▶ Task statement: In the passage about where the Appalachian name comes from, rewrite the part that opens with the words containing "De Rochefort described" and closes with "their town chiefs.", replacing "Highland Apalache" with "mountain Apalache".

▶ Source passage:
Most references explain that the Appalachian Mountains are named after the Apalachee Indians in Florida by the Spanish in the 1500s. That doesn’t make any sense. The Florida Apalachees lived 300 miles south of the Appalachian Mountains.
A 17th century French ethnologist opens the door
In his 1658 book, l’Histoire naturelle et morale des îles Antilles de l’Amérique, Charles de Rochefort wrote that the most powerful indigenous people in the Southern Highlands and Piedmont were the Apalache-te. Their greatest concentration of towns were along the Apalachee River in present day Northeast Metro Atlanta. “Te” is the Itza Maya suffix for “people or tribe.”
De Rochefort also said that the indigenous people in Florida that the Spanish called the Apalache, did not originally call themselves that name, but were instead originated as a colony of the Apalache in North Georgia. The colonists had eventually mixed with another ethnic group and now spoke a different language than the Highland Apalache. However, they still called themselves by the Apalache name of Tulahalwasi (Tallahassee) which means “Offspring of Highland Towns” in English.
De Rochefort described the Highland Apalache as having cultural traits that are immediately recognizable as being a mixture of traditions in Eastern Peru and Southern Mexico. The clothing of their elite was identical to that even today of the Panoan peoples of Eastern Peru. The French scholar described the Highland Apalache commoners as having cultural traits and living in villages identical to that of the Creek Indians in the early 1700s. The elite lived in field stone structures on the sides of mountains and large hills. Their temples were also built of stone. The commoners lived in classic Totonac or Itza Maya chikis along the rivers and built modest mounds for their town chiefs.

▶ Dataset excerpts:
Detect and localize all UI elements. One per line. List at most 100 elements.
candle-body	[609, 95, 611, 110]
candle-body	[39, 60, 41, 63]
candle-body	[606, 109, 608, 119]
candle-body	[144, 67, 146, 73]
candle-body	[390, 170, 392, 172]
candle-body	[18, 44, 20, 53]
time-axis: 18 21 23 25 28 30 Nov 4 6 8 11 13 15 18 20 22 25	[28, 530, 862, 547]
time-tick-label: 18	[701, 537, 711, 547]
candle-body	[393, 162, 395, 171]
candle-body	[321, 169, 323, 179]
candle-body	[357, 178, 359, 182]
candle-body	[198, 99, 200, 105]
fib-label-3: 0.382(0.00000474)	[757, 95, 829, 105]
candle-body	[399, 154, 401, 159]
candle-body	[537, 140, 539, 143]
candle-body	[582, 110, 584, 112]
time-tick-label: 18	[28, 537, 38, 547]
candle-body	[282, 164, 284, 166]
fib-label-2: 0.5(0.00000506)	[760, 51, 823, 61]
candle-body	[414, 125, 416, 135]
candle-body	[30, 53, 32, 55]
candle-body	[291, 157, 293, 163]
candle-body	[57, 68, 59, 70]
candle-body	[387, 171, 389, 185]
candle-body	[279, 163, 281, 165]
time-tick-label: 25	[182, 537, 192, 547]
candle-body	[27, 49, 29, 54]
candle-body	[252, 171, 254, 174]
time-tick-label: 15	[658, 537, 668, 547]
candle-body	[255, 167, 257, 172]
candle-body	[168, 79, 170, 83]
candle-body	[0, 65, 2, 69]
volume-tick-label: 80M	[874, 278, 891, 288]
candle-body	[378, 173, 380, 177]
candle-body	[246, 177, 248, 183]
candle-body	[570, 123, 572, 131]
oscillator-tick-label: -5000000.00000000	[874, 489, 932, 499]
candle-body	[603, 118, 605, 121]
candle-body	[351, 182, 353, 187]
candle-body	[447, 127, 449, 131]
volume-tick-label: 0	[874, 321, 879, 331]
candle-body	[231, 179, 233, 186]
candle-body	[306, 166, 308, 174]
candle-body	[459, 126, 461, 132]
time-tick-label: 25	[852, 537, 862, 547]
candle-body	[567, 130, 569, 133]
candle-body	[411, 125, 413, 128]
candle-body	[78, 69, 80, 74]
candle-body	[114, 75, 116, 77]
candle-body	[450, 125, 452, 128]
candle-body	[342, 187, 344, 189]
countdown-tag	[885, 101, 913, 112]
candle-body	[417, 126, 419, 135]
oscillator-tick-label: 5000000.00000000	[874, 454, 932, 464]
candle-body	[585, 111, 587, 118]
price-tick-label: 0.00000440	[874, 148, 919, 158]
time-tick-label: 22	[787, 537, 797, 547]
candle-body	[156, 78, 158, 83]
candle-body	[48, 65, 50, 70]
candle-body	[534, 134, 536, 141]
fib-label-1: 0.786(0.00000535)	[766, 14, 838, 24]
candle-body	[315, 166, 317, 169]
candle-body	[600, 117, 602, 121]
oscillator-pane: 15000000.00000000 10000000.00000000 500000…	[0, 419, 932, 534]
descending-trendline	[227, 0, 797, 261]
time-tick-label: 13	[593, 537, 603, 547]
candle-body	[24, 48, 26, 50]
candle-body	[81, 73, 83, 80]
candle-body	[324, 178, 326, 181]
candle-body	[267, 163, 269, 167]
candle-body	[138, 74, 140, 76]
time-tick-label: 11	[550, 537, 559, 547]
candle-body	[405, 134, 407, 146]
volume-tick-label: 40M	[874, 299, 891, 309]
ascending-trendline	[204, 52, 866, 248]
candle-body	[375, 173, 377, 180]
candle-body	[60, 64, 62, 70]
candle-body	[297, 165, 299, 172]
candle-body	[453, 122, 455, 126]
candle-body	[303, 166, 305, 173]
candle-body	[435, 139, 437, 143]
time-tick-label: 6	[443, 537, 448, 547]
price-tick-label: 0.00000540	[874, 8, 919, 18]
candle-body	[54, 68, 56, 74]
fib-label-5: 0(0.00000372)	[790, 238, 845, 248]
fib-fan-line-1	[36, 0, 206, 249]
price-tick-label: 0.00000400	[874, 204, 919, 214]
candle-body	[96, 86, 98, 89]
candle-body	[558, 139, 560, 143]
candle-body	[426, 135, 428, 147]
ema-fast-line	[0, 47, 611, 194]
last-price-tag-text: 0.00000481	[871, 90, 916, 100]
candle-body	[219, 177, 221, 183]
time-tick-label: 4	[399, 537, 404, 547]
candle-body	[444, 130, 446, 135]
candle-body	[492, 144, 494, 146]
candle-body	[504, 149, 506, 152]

▶ Correct result:
De Rochefort described the mountain Apalache as having cultural traits that are immediately recognizable as being a mixture of traditions in Eastern Peru and Southern Mexico. The clothing of their elite was identical to that even today of the Panoan peoples of Eastern Peru. The French scholar described the mountain Apalache commoners as having cultural traits and living in villages identical to that of the Creek Indians in the early 1700s. The elite lived in field stone structures on the sides of mountains and large hills. Their temples were also built of stone. The commoners lived in classic Totonac or Itza Maya chikis along the rivers and built modest mounds for their town chiefs.